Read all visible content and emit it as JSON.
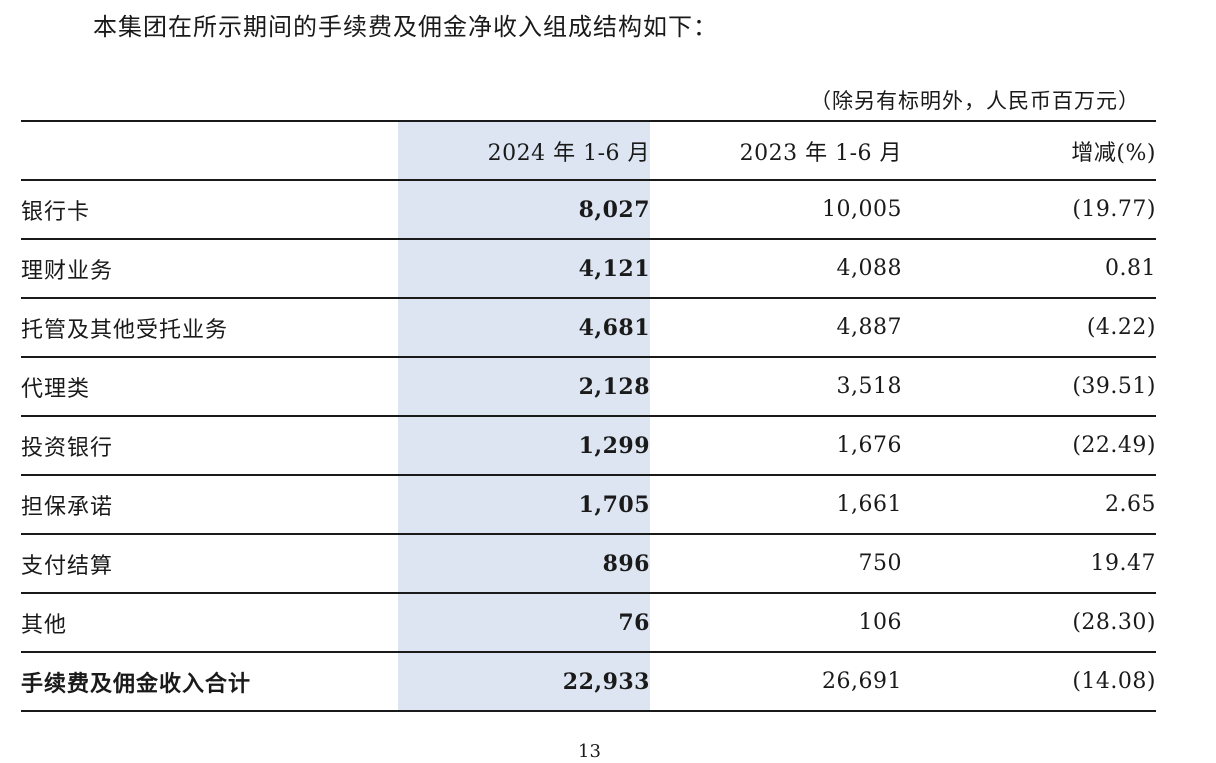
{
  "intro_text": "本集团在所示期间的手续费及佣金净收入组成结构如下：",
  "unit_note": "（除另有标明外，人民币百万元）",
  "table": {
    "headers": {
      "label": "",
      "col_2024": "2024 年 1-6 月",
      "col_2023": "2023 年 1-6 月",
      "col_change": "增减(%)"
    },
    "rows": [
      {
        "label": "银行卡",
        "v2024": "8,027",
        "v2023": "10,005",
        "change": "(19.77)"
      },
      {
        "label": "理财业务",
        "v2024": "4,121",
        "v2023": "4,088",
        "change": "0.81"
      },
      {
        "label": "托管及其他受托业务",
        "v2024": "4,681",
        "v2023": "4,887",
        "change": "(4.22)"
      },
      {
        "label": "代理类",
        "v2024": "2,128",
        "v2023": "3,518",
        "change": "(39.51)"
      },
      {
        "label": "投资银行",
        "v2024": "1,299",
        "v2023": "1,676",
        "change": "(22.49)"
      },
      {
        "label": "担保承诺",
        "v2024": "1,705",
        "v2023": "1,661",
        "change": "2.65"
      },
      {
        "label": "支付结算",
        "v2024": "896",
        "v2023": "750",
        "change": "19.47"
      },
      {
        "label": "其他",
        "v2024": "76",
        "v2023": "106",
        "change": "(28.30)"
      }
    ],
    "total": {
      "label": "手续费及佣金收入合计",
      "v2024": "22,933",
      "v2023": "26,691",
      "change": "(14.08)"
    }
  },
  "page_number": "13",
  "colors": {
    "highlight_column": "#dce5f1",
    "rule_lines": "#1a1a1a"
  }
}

__Exercise objective__: Reproduce the material above in full, exactly, with no images.

__The answer__:
Read all visible content and emit it as JSON.
{
  "intro_text": "本集团在所示期间的手续费及佣金净收入组成结构如下：",
  "unit_note": "（除另有标明外，人民币百万元）",
  "table": {
    "headers": {
      "label": "",
      "col_2024": "2024 年 1-6 月",
      "col_2023": "2023 年 1-6 月",
      "col_change": "增减(%)"
    },
    "rows": [
      {
        "label": "银行卡",
        "v2024": "8,027",
        "v2023": "10,005",
        "change": "(19.77)"
      },
      {
        "label": "理财业务",
        "v2024": "4,121",
        "v2023": "4,088",
        "change": "0.81"
      },
      {
        "label": "托管及其他受托业务",
        "v2024": "4,681",
        "v2023": "4,887",
        "change": "(4.22)"
      },
      {
        "label": "代理类",
        "v2024": "2,128",
        "v2023": "3,518",
        "change": "(39.51)"
      },
      {
        "label": "投资银行",
        "v2024": "1,299",
        "v2023": "1,676",
        "change": "(22.49)"
      },
      {
        "label": "担保承诺",
        "v2024": "1,705",
        "v2023": "1,661",
        "change": "2.65"
      },
      {
        "label": "支付结算",
        "v2024": "896",
        "v2023": "750",
        "change": "19.47"
      },
      {
        "label": "其他",
        "v2024": "76",
        "v2023": "106",
        "change": "(28.30)"
      }
    ],
    "total": {
      "label": "手续费及佣金收入合计",
      "v2024": "22,933",
      "v2023": "26,691",
      "change": "(14.08)"
    }
  },
  "page_number": "13",
  "colors": {
    "highlight_column": "#dce5f1",
    "rule_lines": "#1a1a1a"
  }
}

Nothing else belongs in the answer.